» **Instructions to follow**
Every line below should be repeated exactly.

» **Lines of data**

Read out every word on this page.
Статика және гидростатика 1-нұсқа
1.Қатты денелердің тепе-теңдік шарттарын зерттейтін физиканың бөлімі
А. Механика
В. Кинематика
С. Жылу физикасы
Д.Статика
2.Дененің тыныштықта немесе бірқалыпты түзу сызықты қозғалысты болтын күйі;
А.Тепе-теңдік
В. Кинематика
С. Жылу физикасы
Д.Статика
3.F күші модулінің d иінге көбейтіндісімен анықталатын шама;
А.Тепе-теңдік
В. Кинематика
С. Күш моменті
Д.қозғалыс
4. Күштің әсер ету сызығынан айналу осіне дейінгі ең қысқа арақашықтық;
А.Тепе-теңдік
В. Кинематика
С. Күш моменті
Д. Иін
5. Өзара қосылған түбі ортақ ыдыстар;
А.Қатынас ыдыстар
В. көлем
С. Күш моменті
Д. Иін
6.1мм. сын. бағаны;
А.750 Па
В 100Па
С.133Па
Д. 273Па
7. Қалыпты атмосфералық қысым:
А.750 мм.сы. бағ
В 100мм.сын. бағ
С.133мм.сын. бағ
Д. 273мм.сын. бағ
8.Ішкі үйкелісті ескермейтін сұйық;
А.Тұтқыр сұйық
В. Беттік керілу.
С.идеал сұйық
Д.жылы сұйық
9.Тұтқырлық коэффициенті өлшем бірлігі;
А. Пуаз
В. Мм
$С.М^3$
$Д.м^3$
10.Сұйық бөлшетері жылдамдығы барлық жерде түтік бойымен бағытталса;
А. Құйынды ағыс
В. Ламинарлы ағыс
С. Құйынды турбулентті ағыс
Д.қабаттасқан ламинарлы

» **Response to the task**
Read out every word on this page.
Статика және гидростатика 1-нұсқа
1.Қатты денелердің тепе-теңдік шарттарын зерттейтін физиканың бөлімі
А. Механика
В. Кинематика
С. Жылу физикасы
Д.Статика
2.Дененің тыныштықта немесе бірқалыпты түзу сызықты қозғалысты болтын күйі;
А.Тепе-теңдік
В. Кинематика
С. Жылу физикасы
Д.Статика
3.F күші модулінің d иінге көбейтіндісімен анықталатын шама;
А.Тепе-теңдік
В. Кинематика
С. Күш моменті
Д.қозғалыс
4. Күштің әсер ету сызығынан айналу осіне дейінгі ең қысқа арақашықтық;
А.Тепе-теңдік
В. Кинематика
С. Күш моменті
Д. Иін
5. Өзара қосылған түбі ортақ ыдыстар;
А.Қатынас ыдыстар
В. көлем
С. Күш моменті
Д. Иін
6.1мм. сын. бағаны;
А.750 Па
В 100Па
С.133Па
Д. 273Па
7. Қалыпты атмосфералық қысым:
А.750 мм.сы. бағ
В 100мм.сын. бағ
С.133мм.сын. бағ
Д. 273мм.сын. бағ
8.Ішкі үйкелісті ескермейтін сұйық;
А.Тұтқыр сұйық
В. Беттік керілу.
С.идеал сұйық
Д.жылы сұйық
9.Тұтқырлық коэффициенті өлшем бірлігі;
А. Пуаз
В. Мм
$С.М^3$
$Д.м^3$
10.Сұйық бөлшетері жылдамдығы барлық жерде түтік бойымен бағытталса;
А. Құйынды ағыс
В. Ламинарлы ағыс
С. Құйынды турбулентті ағыс
Д.қабаттасқан ламинарлы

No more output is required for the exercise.